→ **DATA**:

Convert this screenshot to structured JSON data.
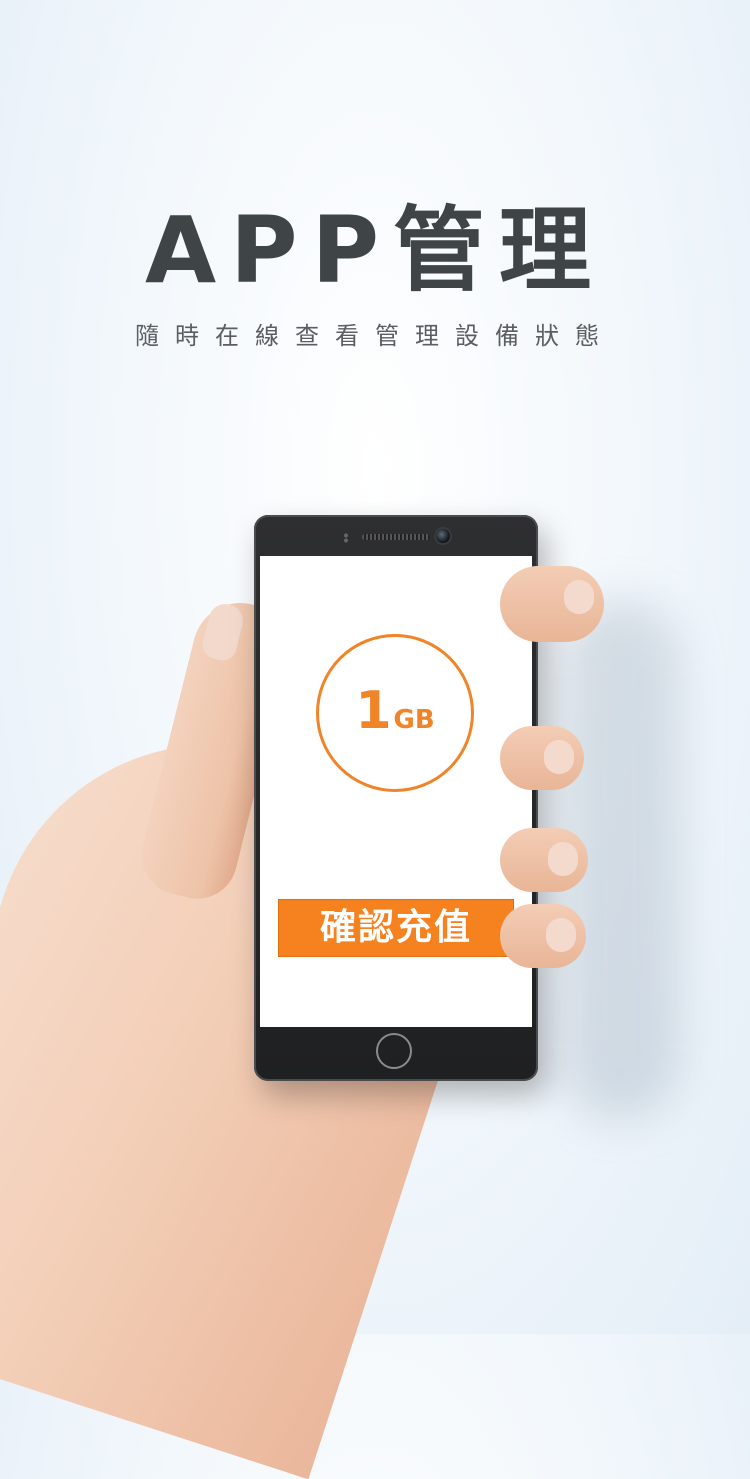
{
  "hero": {
    "title": "APP管理",
    "subtitle": "隨時在線查看管理設備狀態"
  },
  "phone_screen": {
    "data_amount": "1",
    "data_unit": "GB",
    "topup_button_label": "確認充值"
  },
  "colors": {
    "accent": "#f6811f",
    "title_text": "#3f4446",
    "phone_body": "#1f2022"
  }
}
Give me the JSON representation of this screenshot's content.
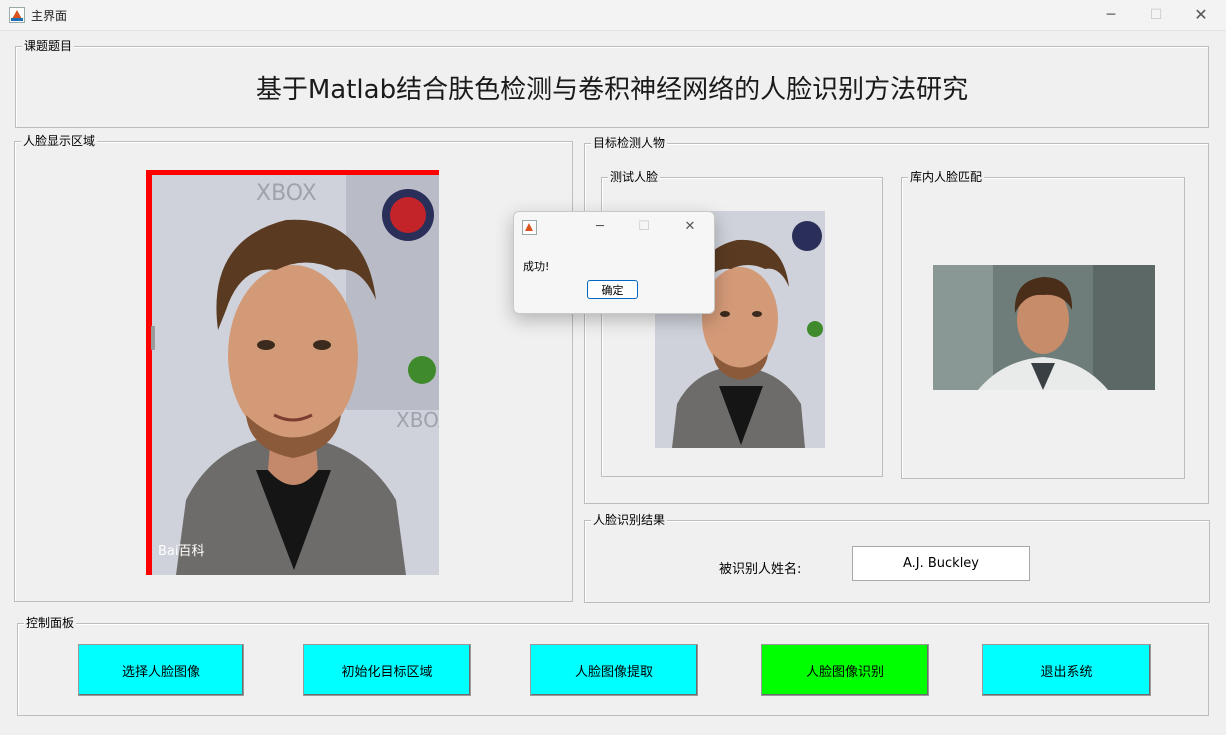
{
  "window": {
    "title": "主界面",
    "minimize_glyph": "─",
    "maximize_glyph": "☐",
    "close_glyph": "✕"
  },
  "topic_panel": {
    "legend": "课题题目",
    "heading": "基于Matlab结合肤色检测与卷积神经网络的人脸识别方法研究"
  },
  "display_panel": {
    "legend": "人脸显示区域"
  },
  "target_panel": {
    "legend": "目标检测人物",
    "test_face": {
      "legend": "测试人脸"
    },
    "db_face": {
      "legend": "库内人脸匹配"
    }
  },
  "photo_watermark": {
    "baidu": "Bai百科",
    "xbox": "XBOX"
  },
  "result_panel": {
    "legend": "人脸识别结果",
    "name_label": "被识别人姓名:",
    "name_value": "A.J. Buckley"
  },
  "control_panel": {
    "legend": "控制面板",
    "buttons": [
      {
        "label": "选择人脸图像",
        "color": "#00ffff"
      },
      {
        "label": "初始化目标区域",
        "color": "#00ffff"
      },
      {
        "label": "人脸图像提取",
        "color": "#00ffff"
      },
      {
        "label": "人脸图像识别",
        "color": "#00ff00"
      },
      {
        "label": "退出系统",
        "color": "#00ffff"
      }
    ]
  },
  "dialog": {
    "message": "成功!",
    "ok_label": "确定",
    "minimize_glyph": "─",
    "maximize_glyph": "☐",
    "close_glyph": "✕"
  },
  "colors": {
    "selection_border": "#ff0000",
    "accent": "#0067c0"
  }
}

→ **TASK DESCRIPTION**: Reproduce the material in full, word for word, and omit the pictures.

→ **THE SOLUTION**:
Convert this screenshot to structured JSON data.
{
  "hero": {
    "title": "APP管理",
    "subtitle": "隨時在線查看管理設備狀態"
  },
  "phone_screen": {
    "data_amount": "1",
    "data_unit": "GB",
    "topup_button_label": "確認充值"
  },
  "colors": {
    "accent": "#f6811f",
    "title_text": "#3f4446",
    "phone_body": "#1f2022"
  }
}
Give me the JSON representation of this screenshot's content.
{
  "window": {
    "title": "主界面",
    "minimize_glyph": "─",
    "maximize_glyph": "☐",
    "close_glyph": "✕"
  },
  "topic_panel": {
    "legend": "课题题目",
    "heading": "基于Matlab结合肤色检测与卷积神经网络的人脸识别方法研究"
  },
  "display_panel": {
    "legend": "人脸显示区域"
  },
  "target_panel": {
    "legend": "目标检测人物",
    "test_face": {
      "legend": "测试人脸"
    },
    "db_face": {
      "legend": "库内人脸匹配"
    }
  },
  "photo_watermark": {
    "baidu": "Bai百科",
    "xbox": "XBOX"
  },
  "result_panel": {
    "legend": "人脸识别结果",
    "name_label": "被识别人姓名:",
    "name_value": "A.J. Buckley"
  },
  "control_panel": {
    "legend": "控制面板",
    "buttons": [
      {
        "label": "选择人脸图像",
        "color": "#00ffff"
      },
      {
        "label": "初始化目标区域",
        "color": "#00ffff"
      },
      {
        "label": "人脸图像提取",
        "color": "#00ffff"
      },
      {
        "label": "人脸图像识别",
        "color": "#00ff00"
      },
      {
        "label": "退出系统",
        "color": "#00ffff"
      }
    ]
  },
  "dialog": {
    "message": "成功!",
    "ok_label": "确定",
    "minimize_glyph": "─",
    "maximize_glyph": "☐",
    "close_glyph": "✕"
  },
  "colors": {
    "selection_border": "#ff0000",
    "accent": "#0067c0"
  }
}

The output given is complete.